*Task to carry out:* Search the data for the word "title" and copy every line that contains it.

*Extracted data entries:*

##########

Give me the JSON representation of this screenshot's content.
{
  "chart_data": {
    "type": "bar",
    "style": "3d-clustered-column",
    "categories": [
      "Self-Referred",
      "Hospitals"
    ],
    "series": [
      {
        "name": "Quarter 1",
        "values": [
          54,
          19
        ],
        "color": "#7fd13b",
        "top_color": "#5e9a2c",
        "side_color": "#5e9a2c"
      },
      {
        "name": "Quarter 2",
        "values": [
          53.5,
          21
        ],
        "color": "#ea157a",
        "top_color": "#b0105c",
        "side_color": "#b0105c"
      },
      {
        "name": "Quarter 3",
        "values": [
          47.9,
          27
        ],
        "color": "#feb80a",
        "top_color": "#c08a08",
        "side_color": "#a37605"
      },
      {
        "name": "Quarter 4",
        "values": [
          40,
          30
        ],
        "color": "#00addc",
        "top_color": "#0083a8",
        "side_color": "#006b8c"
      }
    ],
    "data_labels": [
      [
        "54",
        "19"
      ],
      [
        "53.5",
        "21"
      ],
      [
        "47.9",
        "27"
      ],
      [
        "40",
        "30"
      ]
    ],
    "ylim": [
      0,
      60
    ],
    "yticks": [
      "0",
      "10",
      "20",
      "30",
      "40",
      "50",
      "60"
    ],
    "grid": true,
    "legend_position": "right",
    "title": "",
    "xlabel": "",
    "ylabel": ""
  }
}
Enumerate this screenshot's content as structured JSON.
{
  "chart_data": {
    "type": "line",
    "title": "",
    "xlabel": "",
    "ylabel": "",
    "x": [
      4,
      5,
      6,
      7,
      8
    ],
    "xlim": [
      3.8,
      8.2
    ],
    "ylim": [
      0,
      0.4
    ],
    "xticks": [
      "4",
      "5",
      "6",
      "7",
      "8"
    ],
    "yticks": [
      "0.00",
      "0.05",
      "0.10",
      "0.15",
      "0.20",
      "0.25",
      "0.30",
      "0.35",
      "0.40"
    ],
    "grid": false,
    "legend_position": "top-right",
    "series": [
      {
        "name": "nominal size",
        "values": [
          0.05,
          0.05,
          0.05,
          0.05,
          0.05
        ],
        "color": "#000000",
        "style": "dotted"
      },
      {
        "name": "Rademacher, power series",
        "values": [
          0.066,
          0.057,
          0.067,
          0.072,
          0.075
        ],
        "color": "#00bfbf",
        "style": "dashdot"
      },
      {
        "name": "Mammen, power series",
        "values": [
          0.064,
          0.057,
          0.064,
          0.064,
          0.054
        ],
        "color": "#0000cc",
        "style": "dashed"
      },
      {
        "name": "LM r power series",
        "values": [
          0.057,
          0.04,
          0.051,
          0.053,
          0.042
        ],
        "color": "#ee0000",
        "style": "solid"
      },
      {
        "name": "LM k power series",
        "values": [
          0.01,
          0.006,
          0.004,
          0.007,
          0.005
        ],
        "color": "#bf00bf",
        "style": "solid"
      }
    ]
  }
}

##########

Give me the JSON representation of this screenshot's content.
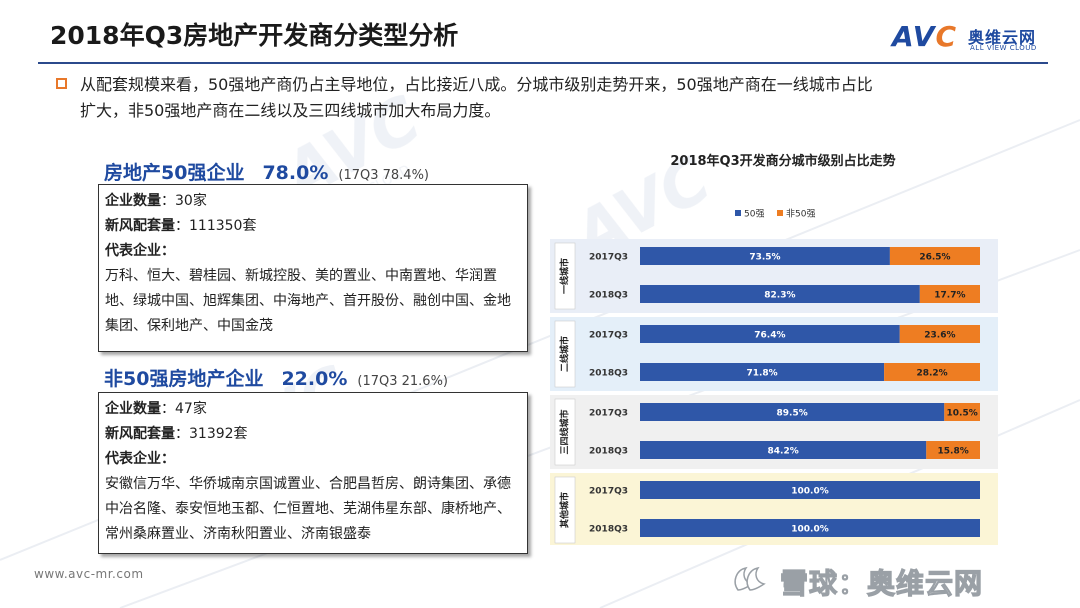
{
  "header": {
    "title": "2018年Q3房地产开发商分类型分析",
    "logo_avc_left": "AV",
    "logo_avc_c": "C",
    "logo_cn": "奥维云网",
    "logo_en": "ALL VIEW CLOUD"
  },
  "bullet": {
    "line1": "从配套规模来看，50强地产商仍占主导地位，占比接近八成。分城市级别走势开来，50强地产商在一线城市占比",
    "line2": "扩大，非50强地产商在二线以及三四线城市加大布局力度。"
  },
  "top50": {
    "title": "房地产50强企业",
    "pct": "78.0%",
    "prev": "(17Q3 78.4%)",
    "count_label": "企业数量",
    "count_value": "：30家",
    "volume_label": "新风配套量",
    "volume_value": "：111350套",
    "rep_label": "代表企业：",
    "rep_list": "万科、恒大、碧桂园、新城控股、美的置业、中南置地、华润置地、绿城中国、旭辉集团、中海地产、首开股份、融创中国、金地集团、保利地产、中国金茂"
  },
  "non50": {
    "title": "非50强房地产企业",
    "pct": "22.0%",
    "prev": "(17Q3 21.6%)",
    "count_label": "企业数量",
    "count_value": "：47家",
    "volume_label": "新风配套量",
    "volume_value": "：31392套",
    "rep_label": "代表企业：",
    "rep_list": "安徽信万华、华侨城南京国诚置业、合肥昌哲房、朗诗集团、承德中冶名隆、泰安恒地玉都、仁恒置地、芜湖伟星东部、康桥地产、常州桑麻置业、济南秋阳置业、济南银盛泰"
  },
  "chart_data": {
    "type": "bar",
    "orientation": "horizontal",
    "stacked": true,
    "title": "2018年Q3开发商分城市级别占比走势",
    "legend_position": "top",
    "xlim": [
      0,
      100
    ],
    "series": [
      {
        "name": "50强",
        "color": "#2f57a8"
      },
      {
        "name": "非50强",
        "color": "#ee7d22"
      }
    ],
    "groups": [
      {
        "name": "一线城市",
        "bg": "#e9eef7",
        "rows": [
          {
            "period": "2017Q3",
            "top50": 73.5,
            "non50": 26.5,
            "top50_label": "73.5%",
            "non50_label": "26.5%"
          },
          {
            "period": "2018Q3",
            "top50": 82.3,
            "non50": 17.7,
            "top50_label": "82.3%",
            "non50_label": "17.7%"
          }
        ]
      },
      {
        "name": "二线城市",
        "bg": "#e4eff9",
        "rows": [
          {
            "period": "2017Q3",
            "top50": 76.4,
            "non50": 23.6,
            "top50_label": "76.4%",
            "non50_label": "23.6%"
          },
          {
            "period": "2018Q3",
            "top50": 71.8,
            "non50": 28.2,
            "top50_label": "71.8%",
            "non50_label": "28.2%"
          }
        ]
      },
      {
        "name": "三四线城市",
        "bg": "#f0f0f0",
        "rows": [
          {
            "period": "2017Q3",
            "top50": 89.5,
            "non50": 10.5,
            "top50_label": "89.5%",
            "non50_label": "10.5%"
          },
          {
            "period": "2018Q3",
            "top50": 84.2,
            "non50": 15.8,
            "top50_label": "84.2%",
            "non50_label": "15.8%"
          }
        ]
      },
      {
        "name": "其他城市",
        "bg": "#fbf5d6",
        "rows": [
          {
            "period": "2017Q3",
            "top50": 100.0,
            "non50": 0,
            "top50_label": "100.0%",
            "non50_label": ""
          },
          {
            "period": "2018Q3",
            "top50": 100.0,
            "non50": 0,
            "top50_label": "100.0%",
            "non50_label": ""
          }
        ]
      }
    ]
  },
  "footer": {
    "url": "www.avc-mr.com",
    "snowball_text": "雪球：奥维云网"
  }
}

##########

*Result of the exercise:*
    "title": "",
    "title": "",
    "title": "2018年Q3房地产开发商分类型分析",
    "title": "房地产50强企业",
    "title": "非50强房地产企业",
    "title": "2018年Q3开发商分城市级别占比走势",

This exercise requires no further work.